_TASK OBJECTIVE_
Every line that contains the word "subtitle" should be copied out.

_RECORD EXTRACTS_
[Begin]

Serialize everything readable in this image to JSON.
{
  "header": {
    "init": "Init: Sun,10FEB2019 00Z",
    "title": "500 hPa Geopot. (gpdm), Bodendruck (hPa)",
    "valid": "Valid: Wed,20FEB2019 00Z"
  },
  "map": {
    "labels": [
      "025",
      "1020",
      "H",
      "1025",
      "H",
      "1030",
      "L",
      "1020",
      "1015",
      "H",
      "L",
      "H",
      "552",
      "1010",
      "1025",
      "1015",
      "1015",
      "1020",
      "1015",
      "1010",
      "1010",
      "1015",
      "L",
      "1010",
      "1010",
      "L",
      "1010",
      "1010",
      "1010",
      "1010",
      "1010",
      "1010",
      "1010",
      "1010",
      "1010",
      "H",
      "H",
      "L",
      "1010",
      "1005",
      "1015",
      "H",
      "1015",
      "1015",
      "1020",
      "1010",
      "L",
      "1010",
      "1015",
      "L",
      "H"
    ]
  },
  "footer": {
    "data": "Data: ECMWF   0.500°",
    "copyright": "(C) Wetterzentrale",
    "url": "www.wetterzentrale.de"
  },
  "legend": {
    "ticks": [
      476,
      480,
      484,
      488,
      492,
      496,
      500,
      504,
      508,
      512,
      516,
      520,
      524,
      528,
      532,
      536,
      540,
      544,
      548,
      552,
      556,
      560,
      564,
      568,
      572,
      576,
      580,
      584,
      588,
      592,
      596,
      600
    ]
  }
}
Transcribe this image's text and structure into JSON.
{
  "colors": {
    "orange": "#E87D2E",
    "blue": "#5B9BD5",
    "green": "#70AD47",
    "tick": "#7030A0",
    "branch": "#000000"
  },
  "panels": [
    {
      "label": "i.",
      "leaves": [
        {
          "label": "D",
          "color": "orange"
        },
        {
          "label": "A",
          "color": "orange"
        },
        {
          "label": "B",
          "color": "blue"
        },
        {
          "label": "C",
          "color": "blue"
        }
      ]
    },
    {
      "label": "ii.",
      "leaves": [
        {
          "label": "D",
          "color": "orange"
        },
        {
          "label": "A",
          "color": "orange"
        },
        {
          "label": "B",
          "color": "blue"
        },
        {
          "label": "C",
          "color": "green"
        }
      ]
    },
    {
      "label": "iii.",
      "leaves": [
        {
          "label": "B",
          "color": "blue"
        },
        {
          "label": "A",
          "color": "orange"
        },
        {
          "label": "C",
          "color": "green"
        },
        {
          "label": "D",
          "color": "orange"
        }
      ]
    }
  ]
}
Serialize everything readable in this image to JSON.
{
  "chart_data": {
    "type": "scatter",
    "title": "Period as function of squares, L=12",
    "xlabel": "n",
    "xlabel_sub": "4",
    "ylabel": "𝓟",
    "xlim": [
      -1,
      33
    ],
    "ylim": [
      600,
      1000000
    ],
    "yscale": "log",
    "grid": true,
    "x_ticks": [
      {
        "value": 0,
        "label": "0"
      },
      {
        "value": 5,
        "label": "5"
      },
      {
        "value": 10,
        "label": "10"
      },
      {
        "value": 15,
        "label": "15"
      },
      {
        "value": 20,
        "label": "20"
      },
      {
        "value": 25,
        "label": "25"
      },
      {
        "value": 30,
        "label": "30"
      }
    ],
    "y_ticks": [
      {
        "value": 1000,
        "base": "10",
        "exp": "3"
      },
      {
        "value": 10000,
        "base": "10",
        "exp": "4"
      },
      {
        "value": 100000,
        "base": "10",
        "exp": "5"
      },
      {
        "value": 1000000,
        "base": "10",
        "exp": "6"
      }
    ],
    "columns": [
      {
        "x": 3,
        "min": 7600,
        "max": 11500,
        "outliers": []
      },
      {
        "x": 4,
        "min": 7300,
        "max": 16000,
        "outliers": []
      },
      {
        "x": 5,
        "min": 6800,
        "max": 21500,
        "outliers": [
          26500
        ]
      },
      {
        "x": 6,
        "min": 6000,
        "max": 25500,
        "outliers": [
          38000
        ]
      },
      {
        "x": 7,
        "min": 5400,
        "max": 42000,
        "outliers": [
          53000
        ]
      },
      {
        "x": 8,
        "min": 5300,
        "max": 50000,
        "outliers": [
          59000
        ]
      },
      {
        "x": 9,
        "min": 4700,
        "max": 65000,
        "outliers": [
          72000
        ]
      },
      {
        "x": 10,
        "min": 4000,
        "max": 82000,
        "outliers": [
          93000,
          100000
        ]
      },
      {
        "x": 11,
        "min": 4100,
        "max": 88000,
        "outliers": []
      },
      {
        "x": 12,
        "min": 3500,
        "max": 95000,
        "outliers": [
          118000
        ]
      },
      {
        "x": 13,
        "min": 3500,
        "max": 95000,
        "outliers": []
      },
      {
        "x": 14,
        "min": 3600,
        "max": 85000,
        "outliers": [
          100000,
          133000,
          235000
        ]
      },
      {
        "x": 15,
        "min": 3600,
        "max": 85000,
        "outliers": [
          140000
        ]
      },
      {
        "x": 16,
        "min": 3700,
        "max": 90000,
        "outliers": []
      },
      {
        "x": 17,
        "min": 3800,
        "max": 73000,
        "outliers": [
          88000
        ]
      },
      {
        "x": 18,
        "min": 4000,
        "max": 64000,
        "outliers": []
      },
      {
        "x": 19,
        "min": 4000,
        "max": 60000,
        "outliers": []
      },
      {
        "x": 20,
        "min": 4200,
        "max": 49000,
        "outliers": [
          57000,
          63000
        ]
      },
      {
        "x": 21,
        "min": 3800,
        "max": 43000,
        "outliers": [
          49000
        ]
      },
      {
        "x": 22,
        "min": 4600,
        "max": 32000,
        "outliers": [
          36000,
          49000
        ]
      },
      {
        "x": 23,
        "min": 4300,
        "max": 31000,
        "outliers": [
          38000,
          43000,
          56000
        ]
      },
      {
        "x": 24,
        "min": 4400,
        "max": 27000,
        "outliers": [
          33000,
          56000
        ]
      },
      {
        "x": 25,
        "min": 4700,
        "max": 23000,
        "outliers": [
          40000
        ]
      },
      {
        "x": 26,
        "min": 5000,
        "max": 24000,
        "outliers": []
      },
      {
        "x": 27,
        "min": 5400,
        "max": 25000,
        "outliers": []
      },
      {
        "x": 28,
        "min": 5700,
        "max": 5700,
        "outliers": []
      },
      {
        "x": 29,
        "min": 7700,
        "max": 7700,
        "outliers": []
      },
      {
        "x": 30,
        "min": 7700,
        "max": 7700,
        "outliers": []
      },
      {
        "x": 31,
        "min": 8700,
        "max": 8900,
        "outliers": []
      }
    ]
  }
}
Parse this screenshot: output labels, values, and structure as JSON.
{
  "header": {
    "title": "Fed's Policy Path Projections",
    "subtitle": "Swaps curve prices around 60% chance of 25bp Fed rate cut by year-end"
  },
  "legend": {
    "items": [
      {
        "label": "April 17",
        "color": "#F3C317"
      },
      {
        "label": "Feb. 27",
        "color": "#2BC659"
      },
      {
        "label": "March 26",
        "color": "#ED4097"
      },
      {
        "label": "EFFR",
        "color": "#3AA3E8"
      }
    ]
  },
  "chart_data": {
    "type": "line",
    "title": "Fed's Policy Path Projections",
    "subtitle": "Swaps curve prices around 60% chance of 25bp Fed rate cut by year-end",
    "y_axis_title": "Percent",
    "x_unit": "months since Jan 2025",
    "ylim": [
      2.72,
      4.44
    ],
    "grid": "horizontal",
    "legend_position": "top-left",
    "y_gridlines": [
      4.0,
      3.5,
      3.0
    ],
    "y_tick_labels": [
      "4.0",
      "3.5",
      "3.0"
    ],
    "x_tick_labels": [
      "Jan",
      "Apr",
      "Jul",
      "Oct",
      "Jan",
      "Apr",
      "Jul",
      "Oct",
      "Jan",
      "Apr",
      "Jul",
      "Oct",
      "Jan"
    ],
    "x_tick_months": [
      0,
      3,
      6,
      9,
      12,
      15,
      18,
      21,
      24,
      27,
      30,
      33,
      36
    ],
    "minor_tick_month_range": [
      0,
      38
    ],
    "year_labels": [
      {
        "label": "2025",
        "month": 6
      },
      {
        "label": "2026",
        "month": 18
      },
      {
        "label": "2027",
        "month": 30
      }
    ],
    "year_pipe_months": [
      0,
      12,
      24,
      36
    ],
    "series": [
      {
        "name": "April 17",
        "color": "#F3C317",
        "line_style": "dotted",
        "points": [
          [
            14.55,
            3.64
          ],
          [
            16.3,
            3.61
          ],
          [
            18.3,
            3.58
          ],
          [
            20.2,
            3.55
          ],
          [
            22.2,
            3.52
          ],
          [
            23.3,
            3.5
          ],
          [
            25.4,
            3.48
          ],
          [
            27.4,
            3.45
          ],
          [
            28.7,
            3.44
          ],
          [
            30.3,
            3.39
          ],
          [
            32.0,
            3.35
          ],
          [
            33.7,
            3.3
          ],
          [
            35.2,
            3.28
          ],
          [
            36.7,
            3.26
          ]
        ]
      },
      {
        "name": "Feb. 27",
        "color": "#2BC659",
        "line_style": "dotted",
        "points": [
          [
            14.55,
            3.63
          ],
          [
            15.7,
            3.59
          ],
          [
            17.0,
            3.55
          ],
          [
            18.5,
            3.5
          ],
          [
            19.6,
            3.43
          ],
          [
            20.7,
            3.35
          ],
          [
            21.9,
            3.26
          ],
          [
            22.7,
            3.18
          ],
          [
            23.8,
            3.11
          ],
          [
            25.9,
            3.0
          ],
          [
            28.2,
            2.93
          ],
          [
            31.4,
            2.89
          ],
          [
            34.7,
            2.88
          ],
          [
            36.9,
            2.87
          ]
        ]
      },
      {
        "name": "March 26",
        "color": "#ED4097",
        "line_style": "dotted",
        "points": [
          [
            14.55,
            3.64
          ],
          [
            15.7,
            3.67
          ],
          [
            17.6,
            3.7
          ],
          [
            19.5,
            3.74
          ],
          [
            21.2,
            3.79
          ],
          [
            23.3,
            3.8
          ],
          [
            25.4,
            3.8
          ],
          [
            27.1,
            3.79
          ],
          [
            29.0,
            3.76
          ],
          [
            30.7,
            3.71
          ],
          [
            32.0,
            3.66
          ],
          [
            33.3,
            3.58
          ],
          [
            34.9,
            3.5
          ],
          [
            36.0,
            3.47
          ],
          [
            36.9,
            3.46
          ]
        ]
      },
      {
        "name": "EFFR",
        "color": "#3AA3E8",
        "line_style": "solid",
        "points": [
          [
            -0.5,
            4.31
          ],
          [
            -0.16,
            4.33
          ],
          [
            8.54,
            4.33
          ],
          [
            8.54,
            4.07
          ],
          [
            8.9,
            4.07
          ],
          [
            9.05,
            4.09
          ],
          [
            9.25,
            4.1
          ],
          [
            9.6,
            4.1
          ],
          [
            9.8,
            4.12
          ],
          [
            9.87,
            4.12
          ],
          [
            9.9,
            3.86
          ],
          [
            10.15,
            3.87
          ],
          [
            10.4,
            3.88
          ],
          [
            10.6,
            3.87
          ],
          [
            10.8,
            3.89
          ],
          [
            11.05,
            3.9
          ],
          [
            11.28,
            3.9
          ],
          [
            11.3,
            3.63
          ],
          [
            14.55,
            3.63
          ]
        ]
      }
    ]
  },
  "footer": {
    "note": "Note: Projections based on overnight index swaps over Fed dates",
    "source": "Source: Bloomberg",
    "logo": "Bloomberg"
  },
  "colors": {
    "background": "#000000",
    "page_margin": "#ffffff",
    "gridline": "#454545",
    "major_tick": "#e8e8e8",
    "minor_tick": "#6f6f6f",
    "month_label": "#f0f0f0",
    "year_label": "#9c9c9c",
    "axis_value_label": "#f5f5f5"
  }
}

[End]

_TASK ANSWER_
    "subtitle": "Swaps curve prices around 60% chance of 25bp Fed rate cut by year-end"
    "subtitle": "Swaps curve prices around 60% chance of 25bp Fed rate cut by year-end",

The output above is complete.